Collect every line in the records below that contains the word "upper".

----- Data excerpts

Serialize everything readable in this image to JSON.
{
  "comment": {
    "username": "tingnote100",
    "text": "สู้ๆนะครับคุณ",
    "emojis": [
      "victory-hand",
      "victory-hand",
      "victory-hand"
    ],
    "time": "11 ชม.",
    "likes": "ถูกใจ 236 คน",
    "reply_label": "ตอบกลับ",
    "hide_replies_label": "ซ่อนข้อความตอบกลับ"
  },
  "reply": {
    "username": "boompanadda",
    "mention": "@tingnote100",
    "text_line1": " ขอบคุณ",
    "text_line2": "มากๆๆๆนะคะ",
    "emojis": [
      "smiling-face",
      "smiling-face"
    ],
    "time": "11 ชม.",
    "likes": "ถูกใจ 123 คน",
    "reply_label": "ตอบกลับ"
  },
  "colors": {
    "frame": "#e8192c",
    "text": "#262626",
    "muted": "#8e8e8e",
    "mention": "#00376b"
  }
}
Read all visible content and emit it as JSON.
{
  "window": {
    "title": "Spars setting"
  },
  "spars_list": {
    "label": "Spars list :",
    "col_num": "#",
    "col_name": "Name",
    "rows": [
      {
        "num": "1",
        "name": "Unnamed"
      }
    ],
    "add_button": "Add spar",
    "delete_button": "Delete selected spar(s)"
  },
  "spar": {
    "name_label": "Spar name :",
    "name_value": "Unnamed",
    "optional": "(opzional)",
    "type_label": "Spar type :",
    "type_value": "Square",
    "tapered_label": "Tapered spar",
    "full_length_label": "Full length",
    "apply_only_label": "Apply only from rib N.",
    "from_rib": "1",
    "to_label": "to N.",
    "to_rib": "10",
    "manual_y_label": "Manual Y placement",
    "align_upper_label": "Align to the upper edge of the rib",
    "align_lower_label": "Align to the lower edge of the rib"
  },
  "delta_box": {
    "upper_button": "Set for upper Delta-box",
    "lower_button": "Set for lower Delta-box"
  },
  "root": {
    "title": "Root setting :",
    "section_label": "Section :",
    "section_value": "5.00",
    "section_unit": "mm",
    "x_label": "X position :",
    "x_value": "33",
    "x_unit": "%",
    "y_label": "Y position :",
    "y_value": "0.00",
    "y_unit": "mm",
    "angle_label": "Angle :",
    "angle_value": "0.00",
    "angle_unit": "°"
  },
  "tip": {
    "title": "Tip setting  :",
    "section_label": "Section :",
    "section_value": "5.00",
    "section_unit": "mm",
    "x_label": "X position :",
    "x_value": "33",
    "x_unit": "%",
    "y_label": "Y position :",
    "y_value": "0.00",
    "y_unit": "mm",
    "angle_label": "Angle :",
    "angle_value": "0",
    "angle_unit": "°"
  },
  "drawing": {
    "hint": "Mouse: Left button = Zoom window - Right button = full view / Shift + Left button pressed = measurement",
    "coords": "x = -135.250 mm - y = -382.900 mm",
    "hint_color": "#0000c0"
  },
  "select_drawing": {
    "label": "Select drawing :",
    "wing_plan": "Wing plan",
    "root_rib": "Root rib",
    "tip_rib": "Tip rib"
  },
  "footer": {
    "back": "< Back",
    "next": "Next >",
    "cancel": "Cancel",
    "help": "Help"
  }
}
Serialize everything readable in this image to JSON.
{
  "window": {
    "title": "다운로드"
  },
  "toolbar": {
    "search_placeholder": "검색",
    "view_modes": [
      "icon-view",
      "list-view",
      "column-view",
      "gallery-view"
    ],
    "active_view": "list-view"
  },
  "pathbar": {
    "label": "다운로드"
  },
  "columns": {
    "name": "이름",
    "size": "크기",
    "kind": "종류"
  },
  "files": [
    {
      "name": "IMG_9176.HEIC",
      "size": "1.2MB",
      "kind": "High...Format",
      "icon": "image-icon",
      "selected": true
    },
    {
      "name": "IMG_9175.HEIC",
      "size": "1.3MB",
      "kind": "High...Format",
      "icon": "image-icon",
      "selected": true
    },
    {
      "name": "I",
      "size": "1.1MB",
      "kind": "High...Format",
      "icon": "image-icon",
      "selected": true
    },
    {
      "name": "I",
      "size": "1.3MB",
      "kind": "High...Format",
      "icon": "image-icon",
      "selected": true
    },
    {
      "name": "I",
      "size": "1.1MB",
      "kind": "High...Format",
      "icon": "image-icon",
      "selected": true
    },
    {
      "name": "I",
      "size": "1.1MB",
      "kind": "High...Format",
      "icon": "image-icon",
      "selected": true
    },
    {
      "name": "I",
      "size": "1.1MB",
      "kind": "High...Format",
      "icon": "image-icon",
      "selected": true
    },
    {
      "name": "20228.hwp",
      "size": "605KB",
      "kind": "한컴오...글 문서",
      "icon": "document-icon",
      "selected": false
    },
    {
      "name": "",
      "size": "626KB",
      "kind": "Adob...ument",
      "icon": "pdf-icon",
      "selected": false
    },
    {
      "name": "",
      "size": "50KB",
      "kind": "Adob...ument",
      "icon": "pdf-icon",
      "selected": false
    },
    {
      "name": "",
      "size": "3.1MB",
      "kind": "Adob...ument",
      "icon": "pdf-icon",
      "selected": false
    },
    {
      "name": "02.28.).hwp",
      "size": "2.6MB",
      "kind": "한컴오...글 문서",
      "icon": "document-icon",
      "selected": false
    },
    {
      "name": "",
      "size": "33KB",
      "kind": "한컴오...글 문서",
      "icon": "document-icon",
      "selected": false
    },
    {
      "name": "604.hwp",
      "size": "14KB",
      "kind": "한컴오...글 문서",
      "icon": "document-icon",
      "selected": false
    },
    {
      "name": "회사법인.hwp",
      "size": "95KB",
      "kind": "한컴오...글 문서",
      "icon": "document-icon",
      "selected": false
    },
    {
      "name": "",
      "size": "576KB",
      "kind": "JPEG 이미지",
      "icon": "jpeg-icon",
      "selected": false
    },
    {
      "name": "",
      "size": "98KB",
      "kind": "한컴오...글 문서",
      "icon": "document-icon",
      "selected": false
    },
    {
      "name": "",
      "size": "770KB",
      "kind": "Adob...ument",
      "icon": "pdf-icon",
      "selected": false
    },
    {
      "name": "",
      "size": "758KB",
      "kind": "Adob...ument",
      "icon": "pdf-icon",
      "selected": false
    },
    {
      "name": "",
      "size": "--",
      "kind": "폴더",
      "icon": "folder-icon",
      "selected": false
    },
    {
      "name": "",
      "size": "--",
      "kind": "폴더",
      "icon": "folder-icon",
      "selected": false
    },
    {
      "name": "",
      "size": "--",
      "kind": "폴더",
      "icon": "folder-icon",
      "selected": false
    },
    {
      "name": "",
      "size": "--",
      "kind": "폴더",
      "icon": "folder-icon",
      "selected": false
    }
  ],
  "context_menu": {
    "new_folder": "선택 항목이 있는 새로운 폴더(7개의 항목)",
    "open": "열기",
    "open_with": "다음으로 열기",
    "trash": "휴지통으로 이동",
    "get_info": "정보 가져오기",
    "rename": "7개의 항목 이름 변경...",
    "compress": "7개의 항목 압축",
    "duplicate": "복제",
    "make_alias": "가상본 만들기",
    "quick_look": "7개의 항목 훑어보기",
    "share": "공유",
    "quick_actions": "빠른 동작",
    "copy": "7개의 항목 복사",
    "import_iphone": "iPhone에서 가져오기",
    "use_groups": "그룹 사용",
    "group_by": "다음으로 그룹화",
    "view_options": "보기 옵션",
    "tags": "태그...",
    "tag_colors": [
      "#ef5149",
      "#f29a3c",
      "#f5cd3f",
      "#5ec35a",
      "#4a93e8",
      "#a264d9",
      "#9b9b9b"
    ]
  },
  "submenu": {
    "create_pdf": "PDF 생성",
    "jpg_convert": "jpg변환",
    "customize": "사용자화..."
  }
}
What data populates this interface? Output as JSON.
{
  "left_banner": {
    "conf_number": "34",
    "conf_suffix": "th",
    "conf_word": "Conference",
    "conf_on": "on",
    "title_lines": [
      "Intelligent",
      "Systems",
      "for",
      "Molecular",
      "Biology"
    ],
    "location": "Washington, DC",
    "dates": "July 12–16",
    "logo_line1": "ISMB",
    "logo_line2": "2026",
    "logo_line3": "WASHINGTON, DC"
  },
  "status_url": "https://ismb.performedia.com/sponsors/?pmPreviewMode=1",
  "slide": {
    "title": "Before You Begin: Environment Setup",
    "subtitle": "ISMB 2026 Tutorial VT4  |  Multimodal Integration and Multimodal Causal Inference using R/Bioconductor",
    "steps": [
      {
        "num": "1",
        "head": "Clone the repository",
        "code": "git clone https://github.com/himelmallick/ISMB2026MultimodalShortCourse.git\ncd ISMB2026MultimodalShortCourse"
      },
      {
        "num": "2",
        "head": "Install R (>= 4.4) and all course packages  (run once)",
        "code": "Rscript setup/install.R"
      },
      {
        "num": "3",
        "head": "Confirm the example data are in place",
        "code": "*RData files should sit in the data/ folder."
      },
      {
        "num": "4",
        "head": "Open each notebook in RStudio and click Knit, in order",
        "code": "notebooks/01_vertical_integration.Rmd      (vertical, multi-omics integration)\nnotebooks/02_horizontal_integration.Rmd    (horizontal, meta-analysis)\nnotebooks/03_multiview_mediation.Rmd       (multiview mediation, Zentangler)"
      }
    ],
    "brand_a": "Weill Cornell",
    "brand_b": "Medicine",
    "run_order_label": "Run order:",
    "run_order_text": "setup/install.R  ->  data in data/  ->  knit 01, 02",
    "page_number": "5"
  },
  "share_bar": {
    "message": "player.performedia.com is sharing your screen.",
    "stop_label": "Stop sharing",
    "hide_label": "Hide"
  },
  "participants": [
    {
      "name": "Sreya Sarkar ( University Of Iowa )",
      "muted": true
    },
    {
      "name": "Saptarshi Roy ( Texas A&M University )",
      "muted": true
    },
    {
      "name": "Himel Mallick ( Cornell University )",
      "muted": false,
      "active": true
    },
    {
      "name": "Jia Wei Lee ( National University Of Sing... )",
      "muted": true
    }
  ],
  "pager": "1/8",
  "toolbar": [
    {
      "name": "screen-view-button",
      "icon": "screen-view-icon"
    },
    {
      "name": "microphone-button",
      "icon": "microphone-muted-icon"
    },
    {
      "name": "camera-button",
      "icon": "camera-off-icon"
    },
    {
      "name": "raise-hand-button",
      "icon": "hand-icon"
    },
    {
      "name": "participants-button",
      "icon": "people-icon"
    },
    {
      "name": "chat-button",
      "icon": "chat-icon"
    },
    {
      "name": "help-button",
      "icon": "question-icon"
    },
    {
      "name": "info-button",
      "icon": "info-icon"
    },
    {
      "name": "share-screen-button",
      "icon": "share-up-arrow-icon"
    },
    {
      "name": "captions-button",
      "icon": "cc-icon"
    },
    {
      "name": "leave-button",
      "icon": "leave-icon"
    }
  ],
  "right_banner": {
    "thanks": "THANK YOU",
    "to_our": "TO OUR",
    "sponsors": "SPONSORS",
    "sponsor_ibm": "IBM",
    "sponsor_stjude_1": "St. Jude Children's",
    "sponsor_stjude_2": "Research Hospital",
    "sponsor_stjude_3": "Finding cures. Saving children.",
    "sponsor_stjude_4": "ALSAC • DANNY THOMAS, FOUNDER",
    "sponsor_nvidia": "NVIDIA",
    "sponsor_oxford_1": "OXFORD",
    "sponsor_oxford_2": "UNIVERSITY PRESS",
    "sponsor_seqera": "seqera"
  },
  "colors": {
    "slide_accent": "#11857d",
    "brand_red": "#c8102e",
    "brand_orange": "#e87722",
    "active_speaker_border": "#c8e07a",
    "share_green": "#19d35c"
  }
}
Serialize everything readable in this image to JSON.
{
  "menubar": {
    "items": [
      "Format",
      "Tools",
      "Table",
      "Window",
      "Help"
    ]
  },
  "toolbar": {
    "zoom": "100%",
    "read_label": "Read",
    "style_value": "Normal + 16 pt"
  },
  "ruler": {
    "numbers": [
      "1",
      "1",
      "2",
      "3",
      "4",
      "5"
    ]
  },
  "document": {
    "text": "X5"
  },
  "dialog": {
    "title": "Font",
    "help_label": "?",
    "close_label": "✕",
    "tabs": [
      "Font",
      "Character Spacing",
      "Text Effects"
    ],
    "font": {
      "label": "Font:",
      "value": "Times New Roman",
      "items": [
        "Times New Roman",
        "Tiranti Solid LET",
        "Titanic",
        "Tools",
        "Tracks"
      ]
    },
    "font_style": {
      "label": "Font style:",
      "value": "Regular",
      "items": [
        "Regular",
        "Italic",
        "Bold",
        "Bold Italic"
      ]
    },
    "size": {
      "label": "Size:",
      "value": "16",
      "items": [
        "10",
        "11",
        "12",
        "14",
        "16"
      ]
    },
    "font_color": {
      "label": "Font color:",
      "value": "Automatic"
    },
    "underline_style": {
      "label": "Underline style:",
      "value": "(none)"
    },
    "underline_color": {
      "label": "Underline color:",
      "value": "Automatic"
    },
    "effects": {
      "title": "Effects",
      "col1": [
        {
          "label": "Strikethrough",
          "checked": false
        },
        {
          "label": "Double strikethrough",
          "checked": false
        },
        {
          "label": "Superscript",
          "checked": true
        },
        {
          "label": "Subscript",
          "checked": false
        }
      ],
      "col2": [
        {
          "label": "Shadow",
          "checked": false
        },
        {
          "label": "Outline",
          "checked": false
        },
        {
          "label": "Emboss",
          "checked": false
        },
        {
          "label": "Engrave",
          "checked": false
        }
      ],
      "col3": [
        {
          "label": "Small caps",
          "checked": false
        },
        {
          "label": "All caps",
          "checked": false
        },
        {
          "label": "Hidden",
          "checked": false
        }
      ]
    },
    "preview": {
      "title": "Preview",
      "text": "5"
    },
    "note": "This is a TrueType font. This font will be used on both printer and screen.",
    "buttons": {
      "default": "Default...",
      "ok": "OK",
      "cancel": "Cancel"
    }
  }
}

----------

■ **Task output**
    "align_upper_label": "Align to the upper edge of the rib",
    "upper_button": "Set for upper Delta-box",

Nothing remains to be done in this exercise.